Data entries:
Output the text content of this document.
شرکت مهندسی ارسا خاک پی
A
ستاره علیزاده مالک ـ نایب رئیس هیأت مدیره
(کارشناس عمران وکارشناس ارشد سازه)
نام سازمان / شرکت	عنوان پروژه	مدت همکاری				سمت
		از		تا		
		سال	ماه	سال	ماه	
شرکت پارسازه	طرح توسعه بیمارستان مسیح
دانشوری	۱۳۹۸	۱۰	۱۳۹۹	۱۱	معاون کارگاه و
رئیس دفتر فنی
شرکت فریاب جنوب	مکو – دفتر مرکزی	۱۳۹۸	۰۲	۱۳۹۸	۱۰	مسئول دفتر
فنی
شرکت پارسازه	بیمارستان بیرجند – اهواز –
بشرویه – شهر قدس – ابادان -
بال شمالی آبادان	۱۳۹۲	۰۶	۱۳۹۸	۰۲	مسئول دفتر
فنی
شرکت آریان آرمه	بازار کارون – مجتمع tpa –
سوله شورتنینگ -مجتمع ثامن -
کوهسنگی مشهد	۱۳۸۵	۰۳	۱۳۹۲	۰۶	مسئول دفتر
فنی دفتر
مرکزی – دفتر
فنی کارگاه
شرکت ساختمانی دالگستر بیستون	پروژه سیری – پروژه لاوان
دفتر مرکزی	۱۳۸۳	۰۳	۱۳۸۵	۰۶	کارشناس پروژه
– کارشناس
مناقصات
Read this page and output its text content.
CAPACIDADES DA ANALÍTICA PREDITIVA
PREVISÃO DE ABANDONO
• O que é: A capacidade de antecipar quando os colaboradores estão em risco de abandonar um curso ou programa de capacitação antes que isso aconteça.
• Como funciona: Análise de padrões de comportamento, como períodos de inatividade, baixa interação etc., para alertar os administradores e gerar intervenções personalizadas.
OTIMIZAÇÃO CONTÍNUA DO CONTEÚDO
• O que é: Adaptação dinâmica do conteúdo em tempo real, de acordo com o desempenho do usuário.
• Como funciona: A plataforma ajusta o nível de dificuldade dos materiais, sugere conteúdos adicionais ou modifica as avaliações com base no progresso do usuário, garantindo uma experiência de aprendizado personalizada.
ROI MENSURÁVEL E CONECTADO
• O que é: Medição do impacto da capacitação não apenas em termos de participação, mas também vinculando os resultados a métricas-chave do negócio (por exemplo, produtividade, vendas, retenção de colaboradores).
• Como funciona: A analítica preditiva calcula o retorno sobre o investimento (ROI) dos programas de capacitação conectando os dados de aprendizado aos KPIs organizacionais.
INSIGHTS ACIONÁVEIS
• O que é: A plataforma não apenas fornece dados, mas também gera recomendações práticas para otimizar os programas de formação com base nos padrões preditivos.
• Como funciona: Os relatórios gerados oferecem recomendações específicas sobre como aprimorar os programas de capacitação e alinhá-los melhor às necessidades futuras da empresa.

● Exercise description:
Return only the number of lines in the data that contain "content".

● Task answer:
2